What you will do = Check each line of the listing, and copy it if it contains the word "month".

Exercise material =
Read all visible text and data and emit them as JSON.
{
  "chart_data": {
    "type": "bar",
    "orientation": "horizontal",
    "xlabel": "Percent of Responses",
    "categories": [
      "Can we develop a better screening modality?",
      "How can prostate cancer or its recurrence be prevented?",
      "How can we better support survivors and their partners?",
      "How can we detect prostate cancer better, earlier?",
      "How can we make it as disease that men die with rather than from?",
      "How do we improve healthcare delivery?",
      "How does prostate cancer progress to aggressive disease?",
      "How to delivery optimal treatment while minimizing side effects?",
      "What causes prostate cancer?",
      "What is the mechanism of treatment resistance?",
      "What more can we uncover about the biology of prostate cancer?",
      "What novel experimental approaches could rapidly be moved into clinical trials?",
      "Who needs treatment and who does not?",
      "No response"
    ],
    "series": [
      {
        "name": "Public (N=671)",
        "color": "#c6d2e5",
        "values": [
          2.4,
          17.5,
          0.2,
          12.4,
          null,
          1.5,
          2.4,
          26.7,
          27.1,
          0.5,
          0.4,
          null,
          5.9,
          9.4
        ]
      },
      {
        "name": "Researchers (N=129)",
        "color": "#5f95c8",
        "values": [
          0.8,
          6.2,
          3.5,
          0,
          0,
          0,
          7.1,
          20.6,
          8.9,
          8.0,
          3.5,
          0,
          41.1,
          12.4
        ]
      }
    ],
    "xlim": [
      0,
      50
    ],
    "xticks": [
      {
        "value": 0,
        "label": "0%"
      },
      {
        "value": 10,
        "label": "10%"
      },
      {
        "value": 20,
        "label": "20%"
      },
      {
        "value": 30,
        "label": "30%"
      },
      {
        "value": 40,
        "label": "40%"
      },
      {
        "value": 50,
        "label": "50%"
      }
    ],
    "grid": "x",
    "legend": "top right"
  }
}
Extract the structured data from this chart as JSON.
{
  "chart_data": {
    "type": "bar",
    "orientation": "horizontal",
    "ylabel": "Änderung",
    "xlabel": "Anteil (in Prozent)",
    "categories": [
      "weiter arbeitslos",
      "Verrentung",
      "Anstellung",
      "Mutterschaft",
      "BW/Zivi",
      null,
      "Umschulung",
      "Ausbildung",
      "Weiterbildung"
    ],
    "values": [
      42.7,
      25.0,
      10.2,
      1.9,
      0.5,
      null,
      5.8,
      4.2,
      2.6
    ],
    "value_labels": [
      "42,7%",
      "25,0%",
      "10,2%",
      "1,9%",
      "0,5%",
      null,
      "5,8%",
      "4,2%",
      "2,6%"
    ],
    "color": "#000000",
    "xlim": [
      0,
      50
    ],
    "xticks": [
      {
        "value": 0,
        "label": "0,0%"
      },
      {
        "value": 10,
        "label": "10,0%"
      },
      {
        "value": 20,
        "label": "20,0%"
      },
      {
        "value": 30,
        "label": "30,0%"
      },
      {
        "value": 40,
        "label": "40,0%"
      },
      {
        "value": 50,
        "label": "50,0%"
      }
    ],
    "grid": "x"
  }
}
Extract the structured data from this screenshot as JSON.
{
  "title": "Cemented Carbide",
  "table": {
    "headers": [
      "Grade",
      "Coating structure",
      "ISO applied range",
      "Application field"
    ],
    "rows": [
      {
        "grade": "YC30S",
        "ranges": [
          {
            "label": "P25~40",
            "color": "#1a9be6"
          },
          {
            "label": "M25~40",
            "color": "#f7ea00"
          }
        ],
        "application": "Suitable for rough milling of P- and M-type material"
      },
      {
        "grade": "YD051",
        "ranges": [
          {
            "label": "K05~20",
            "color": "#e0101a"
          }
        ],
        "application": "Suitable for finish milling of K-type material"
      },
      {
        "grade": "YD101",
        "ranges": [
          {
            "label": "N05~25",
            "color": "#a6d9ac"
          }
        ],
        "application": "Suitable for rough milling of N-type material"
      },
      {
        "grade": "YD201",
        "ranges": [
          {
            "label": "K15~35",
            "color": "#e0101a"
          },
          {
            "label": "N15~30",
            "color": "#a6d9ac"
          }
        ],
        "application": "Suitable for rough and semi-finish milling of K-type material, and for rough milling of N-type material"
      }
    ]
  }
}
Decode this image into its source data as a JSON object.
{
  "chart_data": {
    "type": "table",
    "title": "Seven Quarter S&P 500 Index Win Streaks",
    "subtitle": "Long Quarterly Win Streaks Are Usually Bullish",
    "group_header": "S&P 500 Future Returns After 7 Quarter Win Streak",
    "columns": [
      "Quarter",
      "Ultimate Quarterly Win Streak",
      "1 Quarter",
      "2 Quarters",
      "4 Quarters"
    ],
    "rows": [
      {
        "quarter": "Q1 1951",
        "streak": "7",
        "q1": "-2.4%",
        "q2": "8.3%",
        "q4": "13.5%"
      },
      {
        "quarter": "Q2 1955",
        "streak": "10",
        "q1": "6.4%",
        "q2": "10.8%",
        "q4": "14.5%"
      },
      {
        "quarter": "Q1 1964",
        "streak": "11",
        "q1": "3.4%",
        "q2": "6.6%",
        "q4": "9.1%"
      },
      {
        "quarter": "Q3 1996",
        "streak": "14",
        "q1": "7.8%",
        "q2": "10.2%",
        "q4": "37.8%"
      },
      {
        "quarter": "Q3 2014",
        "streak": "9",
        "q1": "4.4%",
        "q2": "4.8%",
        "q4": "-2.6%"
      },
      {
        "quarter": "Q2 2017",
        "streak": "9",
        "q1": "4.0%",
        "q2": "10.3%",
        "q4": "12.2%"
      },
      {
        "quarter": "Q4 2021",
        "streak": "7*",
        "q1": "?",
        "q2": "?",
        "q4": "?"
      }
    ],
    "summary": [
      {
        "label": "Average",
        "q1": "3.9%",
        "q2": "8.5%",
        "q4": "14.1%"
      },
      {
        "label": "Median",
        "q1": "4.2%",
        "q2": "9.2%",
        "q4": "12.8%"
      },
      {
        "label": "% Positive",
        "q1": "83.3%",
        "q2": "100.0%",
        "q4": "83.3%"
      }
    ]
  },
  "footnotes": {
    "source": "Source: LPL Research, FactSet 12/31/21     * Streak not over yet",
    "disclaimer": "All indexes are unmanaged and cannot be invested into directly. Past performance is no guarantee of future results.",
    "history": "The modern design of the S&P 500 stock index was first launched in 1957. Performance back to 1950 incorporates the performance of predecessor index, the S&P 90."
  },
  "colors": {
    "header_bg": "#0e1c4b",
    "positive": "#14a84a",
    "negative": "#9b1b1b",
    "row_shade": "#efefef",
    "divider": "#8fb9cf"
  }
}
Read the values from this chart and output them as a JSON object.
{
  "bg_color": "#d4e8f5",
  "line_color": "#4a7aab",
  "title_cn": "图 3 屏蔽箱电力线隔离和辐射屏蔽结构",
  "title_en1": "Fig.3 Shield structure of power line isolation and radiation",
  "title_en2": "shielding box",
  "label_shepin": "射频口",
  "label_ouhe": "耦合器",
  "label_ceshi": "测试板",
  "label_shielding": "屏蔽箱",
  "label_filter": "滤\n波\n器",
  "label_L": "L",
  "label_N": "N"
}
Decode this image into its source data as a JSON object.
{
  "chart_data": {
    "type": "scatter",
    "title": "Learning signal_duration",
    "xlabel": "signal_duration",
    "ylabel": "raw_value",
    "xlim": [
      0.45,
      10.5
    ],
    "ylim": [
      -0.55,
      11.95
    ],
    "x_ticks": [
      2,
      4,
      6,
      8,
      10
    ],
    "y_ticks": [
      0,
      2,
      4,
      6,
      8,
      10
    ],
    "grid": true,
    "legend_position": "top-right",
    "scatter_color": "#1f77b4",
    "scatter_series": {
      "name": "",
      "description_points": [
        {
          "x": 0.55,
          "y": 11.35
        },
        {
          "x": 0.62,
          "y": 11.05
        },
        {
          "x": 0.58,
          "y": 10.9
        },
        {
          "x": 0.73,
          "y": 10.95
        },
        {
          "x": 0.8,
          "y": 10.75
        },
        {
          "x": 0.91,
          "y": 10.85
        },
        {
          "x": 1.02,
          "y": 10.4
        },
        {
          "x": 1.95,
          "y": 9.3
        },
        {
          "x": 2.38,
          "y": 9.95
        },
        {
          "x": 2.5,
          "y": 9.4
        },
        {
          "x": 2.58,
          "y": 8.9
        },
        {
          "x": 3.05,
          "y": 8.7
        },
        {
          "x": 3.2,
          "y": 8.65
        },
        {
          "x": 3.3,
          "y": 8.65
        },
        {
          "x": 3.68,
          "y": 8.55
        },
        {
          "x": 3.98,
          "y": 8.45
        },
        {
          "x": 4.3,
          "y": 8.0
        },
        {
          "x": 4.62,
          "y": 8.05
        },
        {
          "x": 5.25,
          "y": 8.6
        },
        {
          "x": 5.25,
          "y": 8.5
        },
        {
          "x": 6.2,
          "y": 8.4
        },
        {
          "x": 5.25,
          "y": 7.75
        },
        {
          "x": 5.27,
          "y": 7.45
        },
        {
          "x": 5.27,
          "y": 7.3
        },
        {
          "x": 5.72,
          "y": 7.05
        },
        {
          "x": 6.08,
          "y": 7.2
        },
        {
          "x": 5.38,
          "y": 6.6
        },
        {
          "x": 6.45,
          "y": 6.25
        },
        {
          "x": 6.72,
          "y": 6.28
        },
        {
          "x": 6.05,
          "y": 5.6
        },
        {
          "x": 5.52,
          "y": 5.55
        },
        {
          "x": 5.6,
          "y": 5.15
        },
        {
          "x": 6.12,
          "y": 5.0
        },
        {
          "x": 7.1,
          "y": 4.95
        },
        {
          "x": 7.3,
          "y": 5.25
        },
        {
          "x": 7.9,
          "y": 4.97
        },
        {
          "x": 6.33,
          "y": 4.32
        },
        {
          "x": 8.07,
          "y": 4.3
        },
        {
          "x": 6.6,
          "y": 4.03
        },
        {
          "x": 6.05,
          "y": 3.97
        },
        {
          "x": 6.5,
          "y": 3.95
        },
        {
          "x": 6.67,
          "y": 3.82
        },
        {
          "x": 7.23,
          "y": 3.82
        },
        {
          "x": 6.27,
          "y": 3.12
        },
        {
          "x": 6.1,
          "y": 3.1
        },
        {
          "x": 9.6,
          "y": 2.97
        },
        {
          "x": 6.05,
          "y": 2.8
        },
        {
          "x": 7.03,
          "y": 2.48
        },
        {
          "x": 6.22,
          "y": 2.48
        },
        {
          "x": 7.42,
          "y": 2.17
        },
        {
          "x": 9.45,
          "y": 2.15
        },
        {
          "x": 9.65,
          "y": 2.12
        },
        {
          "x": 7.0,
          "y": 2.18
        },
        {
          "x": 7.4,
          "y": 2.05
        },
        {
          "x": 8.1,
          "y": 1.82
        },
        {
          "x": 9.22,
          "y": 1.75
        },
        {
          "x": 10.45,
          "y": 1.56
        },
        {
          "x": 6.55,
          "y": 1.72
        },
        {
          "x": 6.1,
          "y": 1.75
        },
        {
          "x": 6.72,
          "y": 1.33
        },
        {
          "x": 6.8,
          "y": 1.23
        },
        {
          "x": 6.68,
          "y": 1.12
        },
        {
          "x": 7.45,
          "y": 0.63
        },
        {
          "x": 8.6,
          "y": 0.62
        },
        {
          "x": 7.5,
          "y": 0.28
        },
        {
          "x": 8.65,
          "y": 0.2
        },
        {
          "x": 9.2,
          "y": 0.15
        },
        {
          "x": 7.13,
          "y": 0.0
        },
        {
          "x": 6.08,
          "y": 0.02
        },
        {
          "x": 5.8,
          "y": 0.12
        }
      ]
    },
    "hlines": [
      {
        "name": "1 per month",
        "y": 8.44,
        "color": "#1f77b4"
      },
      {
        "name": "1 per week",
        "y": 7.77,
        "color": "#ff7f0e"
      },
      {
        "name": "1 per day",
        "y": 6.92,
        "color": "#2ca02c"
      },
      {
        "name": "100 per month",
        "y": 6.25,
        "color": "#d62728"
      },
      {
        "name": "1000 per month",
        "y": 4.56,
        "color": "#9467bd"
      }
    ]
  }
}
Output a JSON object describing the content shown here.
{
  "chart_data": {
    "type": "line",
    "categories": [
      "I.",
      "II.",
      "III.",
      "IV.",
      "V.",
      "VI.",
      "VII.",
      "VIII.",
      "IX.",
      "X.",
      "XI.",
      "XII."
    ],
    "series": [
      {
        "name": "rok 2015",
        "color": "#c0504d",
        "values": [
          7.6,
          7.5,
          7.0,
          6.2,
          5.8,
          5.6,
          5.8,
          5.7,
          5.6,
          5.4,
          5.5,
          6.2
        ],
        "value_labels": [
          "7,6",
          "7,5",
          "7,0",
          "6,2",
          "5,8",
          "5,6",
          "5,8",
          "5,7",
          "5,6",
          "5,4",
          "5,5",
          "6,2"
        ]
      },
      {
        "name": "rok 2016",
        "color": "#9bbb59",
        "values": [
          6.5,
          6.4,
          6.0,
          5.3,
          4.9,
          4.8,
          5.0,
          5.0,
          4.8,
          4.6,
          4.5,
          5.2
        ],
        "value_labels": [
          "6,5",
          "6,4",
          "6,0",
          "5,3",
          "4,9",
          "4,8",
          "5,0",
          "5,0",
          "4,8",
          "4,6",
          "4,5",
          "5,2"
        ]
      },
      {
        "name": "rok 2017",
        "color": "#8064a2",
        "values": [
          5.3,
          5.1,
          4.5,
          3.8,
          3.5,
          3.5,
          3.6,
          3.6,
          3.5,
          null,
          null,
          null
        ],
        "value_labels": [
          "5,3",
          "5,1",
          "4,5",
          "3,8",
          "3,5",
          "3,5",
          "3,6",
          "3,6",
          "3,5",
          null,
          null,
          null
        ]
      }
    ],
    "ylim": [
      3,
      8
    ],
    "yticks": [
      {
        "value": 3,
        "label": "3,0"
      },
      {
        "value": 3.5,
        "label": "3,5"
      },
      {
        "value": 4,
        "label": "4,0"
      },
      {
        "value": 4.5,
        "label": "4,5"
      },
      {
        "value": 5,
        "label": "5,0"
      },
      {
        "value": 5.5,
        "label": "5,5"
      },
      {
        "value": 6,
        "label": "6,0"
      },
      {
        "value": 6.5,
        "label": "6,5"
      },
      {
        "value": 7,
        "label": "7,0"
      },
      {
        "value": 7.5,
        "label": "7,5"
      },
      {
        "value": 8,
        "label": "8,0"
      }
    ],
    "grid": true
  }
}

Answer to the exercise =
        "name": "1 per month",
        "name": "100 per month",
        "name": "1000 per month",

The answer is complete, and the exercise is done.